EXERCISE AIM ▸ Transcribe all of the records precisely as they are presented.

Dataset excerpt:
▼

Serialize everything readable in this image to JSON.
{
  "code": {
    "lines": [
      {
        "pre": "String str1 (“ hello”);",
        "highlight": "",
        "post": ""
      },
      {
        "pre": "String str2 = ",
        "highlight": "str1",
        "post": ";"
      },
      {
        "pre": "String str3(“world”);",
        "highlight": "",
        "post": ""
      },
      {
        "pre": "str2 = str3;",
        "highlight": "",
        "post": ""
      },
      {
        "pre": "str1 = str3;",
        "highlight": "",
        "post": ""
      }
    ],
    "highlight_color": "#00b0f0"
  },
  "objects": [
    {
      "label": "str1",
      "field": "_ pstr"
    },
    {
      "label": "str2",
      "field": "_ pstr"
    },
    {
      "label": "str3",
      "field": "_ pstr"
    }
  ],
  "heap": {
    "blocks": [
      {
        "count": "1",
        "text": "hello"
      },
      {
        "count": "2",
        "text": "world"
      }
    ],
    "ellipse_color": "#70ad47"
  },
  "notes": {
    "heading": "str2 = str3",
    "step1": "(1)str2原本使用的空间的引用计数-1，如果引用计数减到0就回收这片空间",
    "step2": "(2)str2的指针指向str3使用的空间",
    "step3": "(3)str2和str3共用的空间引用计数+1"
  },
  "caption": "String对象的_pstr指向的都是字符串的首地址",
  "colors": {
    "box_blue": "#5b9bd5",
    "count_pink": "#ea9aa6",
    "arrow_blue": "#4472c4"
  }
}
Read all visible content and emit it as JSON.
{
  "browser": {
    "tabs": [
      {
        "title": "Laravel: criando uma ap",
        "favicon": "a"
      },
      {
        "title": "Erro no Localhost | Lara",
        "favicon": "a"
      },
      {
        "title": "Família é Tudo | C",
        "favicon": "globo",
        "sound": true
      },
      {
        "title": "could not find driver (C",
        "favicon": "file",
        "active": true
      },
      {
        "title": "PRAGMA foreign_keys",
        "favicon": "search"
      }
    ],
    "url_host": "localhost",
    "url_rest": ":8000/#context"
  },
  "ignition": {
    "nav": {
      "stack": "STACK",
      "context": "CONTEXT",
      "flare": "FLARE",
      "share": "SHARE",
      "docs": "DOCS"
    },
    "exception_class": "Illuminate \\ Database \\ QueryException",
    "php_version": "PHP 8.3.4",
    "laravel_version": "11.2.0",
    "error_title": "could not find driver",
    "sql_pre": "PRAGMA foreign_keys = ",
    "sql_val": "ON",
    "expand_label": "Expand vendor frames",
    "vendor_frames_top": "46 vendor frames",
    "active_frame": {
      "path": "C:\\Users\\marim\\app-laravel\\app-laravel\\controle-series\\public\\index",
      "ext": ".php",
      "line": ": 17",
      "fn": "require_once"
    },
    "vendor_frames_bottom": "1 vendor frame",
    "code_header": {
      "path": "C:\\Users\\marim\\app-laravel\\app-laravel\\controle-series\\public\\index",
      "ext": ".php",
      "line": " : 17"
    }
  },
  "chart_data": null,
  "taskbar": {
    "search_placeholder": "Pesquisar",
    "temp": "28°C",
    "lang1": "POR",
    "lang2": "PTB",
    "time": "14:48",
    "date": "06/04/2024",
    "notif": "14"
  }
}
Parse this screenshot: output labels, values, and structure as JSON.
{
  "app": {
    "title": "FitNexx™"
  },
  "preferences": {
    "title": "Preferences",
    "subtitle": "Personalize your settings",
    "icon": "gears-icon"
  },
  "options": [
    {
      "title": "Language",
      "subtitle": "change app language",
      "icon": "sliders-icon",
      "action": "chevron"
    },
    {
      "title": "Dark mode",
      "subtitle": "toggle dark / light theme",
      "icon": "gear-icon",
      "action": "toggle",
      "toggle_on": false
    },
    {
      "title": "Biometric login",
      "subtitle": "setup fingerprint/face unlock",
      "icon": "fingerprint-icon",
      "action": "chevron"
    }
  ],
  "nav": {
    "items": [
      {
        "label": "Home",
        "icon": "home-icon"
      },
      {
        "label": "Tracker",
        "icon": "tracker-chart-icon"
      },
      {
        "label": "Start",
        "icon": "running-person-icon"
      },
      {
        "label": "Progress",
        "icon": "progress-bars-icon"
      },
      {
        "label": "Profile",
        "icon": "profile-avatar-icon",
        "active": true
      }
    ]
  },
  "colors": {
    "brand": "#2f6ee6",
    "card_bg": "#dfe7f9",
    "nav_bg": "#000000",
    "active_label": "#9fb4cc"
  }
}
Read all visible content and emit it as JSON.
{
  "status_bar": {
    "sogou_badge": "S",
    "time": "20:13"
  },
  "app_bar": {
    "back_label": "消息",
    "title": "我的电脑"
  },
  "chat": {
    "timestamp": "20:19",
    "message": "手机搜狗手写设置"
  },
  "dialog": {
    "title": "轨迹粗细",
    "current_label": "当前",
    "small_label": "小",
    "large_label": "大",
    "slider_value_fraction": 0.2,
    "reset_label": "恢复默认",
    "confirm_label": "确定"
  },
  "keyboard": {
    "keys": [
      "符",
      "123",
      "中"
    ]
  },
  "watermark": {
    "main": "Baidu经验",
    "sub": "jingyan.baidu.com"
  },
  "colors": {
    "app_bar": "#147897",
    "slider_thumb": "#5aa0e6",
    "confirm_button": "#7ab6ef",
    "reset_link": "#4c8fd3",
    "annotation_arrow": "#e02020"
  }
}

▲

OUTPUT FOR THIS TASK ▸
Serialize everything readable in this image to JSON.
{
  "code": {
    "lines": [
      {
        "pre": "String str1 (“ hello”);",
        "highlight": "",
        "post": ""
      },
      {
        "pre": "String str2 = ",
        "highlight": "str1",
        "post": ";"
      },
      {
        "pre": "String str3(“world”);",
        "highlight": "",
        "post": ""
      },
      {
        "pre": "str2 = str3;",
        "highlight": "",
        "post": ""
      },
      {
        "pre": "str1 = str3;",
        "highlight": "",
        "post": ""
      }
    ],
    "highlight_color": "#00b0f0"
  },
  "objects": [
    {
      "label": "str1",
      "field": "_ pstr"
    },
    {
      "label": "str2",
      "field": "_ pstr"
    },
    {
      "label": "str3",
      "field": "_ pstr"
    }
  ],
  "heap": {
    "blocks": [
      {
        "count": "1",
        "text": "hello"
      },
      {
        "count": "2",
        "text": "world"
      }
    ],
    "ellipse_color": "#70ad47"
  },
  "notes": {
    "heading": "str2 = str3",
    "step1": "(1)str2原本使用的空间的引用计数-1，如果引用计数减到0就回收这片空间",
    "step2": "(2)str2的指针指向str3使用的空间",
    "step3": "(3)str2和str3共用的空间引用计数+1"
  },
  "caption": "String对象的_pstr指向的都是字符串的首地址",
  "colors": {
    "box_blue": "#5b9bd5",
    "count_pink": "#ea9aa6",
    "arrow_blue": "#4472c4"
  }
}
Read all visible content and emit it as JSON.
{
  "browser": {
    "tabs": [
      {
        "title": "Laravel: criando uma ap",
        "favicon": "a"
      },
      {
        "title": "Erro no Localhost | Lara",
        "favicon": "a"
      },
      {
        "title": "Família é Tudo | C",
        "favicon": "globo",
        "sound": true
      },
      {
        "title": "could not find driver (C",
        "favicon": "file",
        "active": true
      },
      {
        "title": "PRAGMA foreign_keys",
        "favicon": "search"
      }
    ],
    "url_host": "localhost",
    "url_rest": ":8000/#context"
  },
  "ignition": {
    "nav": {
      "stack": "STACK",
      "context": "CONTEXT",
      "flare": "FLARE",
      "share": "SHARE",
      "docs": "DOCS"
    },
    "exception_class": "Illuminate \\ Database \\ QueryException",
    "php_version": "PHP 8.3.4",
    "laravel_version": "11.2.0",
    "error_title": "could not find driver",
    "sql_pre": "PRAGMA foreign_keys = ",
    "sql_val": "ON",
    "expand_label": "Expand vendor frames",
    "vendor_frames_top": "46 vendor frames",
    "active_frame": {
      "path": "C:\\Users\\marim\\app-laravel\\app-laravel\\controle-series\\public\\index",
      "ext": ".php",
      "line": ": 17",
      "fn": "require_once"
    },
    "vendor_frames_bottom": "1 vendor frame",
    "code_header": {
      "path": "C:\\Users\\marim\\app-laravel\\app-laravel\\controle-series\\public\\index",
      "ext": ".php",
      "line": " : 17"
    }
  },
  "chart_data": null,
  "taskbar": {
    "search_placeholder": "Pesquisar",
    "temp": "28°C",
    "lang1": "POR",
    "lang2": "PTB",
    "time": "14:48",
    "date": "06/04/2024",
    "notif": "14"
  }
}
Parse this screenshot: output labels, values, and structure as JSON.
{
  "app": {
    "title": "FitNexx™"
  },
  "preferences": {
    "title": "Preferences",
    "subtitle": "Personalize your settings",
    "icon": "gears-icon"
  },
  "options": [
    {
      "title": "Language",
      "subtitle": "change app language",
      "icon": "sliders-icon",
      "action": "chevron"
    },
    {
      "title": "Dark mode",
      "subtitle": "toggle dark / light theme",
      "icon": "gear-icon",
      "action": "toggle",
      "toggle_on": false
    },
    {
      "title": "Biometric login",
      "subtitle": "setup fingerprint/face unlock",
      "icon": "fingerprint-icon",
      "action": "chevron"
    }
  ],
  "nav": {
    "items": [
      {
        "label": "Home",
        "icon": "home-icon"
      },
      {
        "label": "Tracker",
        "icon": "tracker-chart-icon"
      },
      {
        "label": "Start",
        "icon": "running-person-icon"
      },
      {
        "label": "Progress",
        "icon": "progress-bars-icon"
      },
      {
        "label": "Profile",
        "icon": "profile-avatar-icon",
        "active": true
      }
    ]
  },
  "colors": {
    "brand": "#2f6ee6",
    "card_bg": "#dfe7f9",
    "nav_bg": "#000000",
    "active_label": "#9fb4cc"
  }
}
Read all visible content and emit it as JSON.
{
  "status_bar": {
    "sogou_badge": "S",
    "time": "20:13"
  },
  "app_bar": {
    "back_label": "消息",
    "title": "我的电脑"
  },
  "chat": {
    "timestamp": "20:19",
    "message": "手机搜狗手写设置"
  },
  "dialog": {
    "title": "轨迹粗细",
    "current_label": "当前",
    "small_label": "小",
    "large_label": "大",
    "slider_value_fraction": 0.2,
    "reset_label": "恢复默认",
    "confirm_label": "确定"
  },
  "keyboard": {
    "keys": [
      "符",
      "123",
      "中"
    ]
  },
  "watermark": {
    "main": "Baidu经验",
    "sub": "jingyan.baidu.com"
  },
  "colors": {
    "app_bar": "#147897",
    "slider_thumb": "#5aa0e6",
    "confirm_button": "#7ab6ef",
    "reset_link": "#4c8fd3",
    "annotation_arrow": "#e02020"
  }
}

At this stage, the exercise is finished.